[Saved entries]
+ + + + +
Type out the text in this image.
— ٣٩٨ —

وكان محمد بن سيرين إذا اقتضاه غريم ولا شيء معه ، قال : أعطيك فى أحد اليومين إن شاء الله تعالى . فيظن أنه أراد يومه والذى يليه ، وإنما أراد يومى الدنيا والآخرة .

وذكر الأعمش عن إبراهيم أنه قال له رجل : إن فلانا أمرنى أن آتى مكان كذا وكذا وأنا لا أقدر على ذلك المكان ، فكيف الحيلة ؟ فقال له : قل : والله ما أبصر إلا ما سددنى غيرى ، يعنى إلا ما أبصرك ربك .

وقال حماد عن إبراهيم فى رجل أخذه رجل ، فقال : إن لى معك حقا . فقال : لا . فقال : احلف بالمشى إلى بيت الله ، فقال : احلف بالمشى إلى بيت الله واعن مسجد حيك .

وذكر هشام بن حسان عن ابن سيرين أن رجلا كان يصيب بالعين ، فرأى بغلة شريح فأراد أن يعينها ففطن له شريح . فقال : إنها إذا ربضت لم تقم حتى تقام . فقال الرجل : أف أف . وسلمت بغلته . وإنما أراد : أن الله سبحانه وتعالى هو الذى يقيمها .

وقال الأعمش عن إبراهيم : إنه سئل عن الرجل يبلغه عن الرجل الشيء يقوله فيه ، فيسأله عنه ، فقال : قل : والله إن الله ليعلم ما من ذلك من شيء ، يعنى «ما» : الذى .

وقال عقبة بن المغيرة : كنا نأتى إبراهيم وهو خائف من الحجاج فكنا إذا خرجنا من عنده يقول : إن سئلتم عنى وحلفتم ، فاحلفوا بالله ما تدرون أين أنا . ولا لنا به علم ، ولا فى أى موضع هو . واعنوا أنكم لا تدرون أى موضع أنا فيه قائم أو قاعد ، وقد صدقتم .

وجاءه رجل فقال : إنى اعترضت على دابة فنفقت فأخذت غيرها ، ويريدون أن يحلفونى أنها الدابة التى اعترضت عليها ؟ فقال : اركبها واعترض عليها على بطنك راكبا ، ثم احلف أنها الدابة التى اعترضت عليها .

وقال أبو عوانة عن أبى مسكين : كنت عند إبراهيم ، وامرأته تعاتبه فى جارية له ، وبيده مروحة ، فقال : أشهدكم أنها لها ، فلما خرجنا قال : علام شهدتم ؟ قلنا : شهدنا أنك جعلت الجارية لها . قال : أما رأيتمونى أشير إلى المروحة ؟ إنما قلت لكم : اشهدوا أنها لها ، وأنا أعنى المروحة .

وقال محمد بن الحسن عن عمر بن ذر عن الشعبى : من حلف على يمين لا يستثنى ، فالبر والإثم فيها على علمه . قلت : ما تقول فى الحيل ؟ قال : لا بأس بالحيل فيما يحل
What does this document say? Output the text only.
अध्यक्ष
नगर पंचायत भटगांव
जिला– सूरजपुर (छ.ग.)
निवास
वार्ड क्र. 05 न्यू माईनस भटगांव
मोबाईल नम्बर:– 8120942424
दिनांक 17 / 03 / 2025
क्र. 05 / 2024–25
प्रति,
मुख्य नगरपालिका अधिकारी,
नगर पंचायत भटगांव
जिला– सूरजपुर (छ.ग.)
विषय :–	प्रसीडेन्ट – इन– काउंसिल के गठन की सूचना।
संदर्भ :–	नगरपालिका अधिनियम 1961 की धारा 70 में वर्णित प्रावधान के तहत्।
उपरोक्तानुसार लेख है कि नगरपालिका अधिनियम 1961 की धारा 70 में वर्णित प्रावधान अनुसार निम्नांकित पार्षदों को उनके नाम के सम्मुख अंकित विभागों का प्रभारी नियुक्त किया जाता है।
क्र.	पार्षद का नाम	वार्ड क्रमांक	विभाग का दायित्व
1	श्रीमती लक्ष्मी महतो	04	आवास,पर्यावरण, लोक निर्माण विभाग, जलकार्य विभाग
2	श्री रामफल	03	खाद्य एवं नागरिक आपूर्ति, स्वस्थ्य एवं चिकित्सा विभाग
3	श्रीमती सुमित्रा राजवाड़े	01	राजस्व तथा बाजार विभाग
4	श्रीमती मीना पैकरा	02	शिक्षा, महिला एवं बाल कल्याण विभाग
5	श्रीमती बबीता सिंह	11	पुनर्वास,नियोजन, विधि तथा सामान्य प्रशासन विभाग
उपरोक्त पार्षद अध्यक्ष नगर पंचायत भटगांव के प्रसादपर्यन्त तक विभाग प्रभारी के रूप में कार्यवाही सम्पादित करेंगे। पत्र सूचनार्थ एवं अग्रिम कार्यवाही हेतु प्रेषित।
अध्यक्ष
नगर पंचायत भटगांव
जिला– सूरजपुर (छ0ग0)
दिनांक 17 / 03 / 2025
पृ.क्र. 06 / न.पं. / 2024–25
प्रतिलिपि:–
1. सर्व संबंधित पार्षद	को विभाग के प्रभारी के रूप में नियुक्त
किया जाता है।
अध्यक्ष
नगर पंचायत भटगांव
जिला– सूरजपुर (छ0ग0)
+ + + + +
Work to complete: Every record above needs to be repeated word for word.

Reply:
Type out the text in this image.
— ٣٩٨ —

وكان محمد بن سيرين إذا اقتضاه غريم ولا شيء معه ، قال : أعطيك فى أحد اليومين إن شاء الله تعالى . فيظن أنه أراد يومه والذى يليه ، وإنما أراد يومى الدنيا والآخرة .

وذكر الأعمش عن إبراهيم أنه قال له رجل : إن فلانا أمرنى أن آتى مكان كذا وكذا وأنا لا أقدر على ذلك المكان ، فكيف الحيلة ؟ فقال له : قل : والله ما أبصر إلا ما سددنى غيرى ، يعنى إلا ما أبصرك ربك .

وقال حماد عن إبراهيم فى رجل أخذه رجل ، فقال : إن لى معك حقا . فقال : لا . فقال : احلف بالمشى إلى بيت الله ، فقال : احلف بالمشى إلى بيت الله واعن مسجد حيك .

وذكر هشام بن حسان عن ابن سيرين أن رجلا كان يصيب بالعين ، فرأى بغلة شريح فأراد أن يعينها ففطن له شريح . فقال : إنها إذا ربضت لم تقم حتى تقام . فقال الرجل : أف أف . وسلمت بغلته . وإنما أراد : أن الله سبحانه وتعالى هو الذى يقيمها .

وقال الأعمش عن إبراهيم : إنه سئل عن الرجل يبلغه عن الرجل الشيء يقوله فيه ، فيسأله عنه ، فقال : قل : والله إن الله ليعلم ما من ذلك من شيء ، يعنى «ما» : الذى .

وقال عقبة بن المغيرة : كنا نأتى إبراهيم وهو خائف من الحجاج فكنا إذا خرجنا من عنده يقول : إن سئلتم عنى وحلفتم ، فاحلفوا بالله ما تدرون أين أنا . ولا لنا به علم ، ولا فى أى موضع هو . واعنوا أنكم لا تدرون أى موضع أنا فيه قائم أو قاعد ، وقد صدقتم .

وجاءه رجل فقال : إنى اعترضت على دابة فنفقت فأخذت غيرها ، ويريدون أن يحلفونى أنها الدابة التى اعترضت عليها ؟ فقال : اركبها واعترض عليها على بطنك راكبا ، ثم احلف أنها الدابة التى اعترضت عليها .

وقال أبو عوانة عن أبى مسكين : كنت عند إبراهيم ، وامرأته تعاتبه فى جارية له ، وبيده مروحة ، فقال : أشهدكم أنها لها ، فلما خرجنا قال : علام شهدتم ؟ قلنا : شهدنا أنك جعلت الجارية لها . قال : أما رأيتمونى أشير إلى المروحة ؟ إنما قلت لكم : اشهدوا أنها لها ، وأنا أعنى المروحة .

وقال محمد بن الحسن عن عمر بن ذر عن الشعبى : من حلف على يمين لا يستثنى ، فالبر والإثم فيها على علمه . قلت : ما تقول فى الحيل ؟ قال : لا بأس بالحيل فيما يحل
What does this document say? Output the text only.
अध्यक्ष
नगर पंचायत भटगांव
जिला– सूरजपुर (छ.ग.)
निवास
वार्ड क्र. 05 न्यू माईनस भटगांव
मोबाईल नम्बर:– 8120942424
दिनांक 17 / 03 / 2025
क्र. 05 / 2024–25
प्रति,
मुख्य नगरपालिका अधिकारी,
नगर पंचायत भटगांव
जिला– सूरजपुर (छ.ग.)
विषय :–	प्रसीडेन्ट – इन– काउंसिल के गठन की सूचना।
संदर्भ :–	नगरपालिका अधिनियम 1961 की धारा 70 में वर्णित प्रावधान के तहत्।
उपरोक्तानुसार लेख है कि नगरपालिका अधिनियम 1961 की धारा 70 में वर्णित प्रावधान अनुसार निम्नांकित पार्षदों को उनके नाम के सम्मुख अंकित विभागों का प्रभारी नियुक्त किया जाता है।
क्र.	पार्षद का नाम	वार्ड क्रमांक	विभाग का दायित्व
1	श्रीमती लक्ष्मी महतो	04	आवास,पर्यावरण, लोक निर्माण विभाग, जलकार्य विभाग
2	श्री रामफल	03	खाद्य एवं नागरिक आपूर्ति, स्वस्थ्य एवं चिकित्सा विभाग
3	श्रीमती सुमित्रा राजवाड़े	01	राजस्व तथा बाजार विभाग
4	श्रीमती मीना पैकरा	02	शिक्षा, महिला एवं बाल कल्याण विभाग
5	श्रीमती बबीता सिंह	11	पुनर्वास,नियोजन, विधि तथा सामान्य प्रशासन विभाग
उपरोक्त पार्षद अध्यक्ष नगर पंचायत भटगांव के प्रसादपर्यन्त तक विभाग प्रभारी के रूप में कार्यवाही सम्पादित करेंगे। पत्र सूचनार्थ एवं अग्रिम कार्यवाही हेतु प्रेषित।
अध्यक्ष
नगर पंचायत भटगांव
जिला– सूरजपुर (छ0ग0)
दिनांक 17 / 03 / 2025
पृ.क्र. 06 / न.पं. / 2024–25
प्रतिलिपि:–
1. सर्व संबंधित पार्षद	को विभाग के प्रभारी के रूप में नियुक्त
किया जाता है।
अध्यक्ष
नगर पंचायत भटगांव
जिला– सूरजपुर (छ0ग0)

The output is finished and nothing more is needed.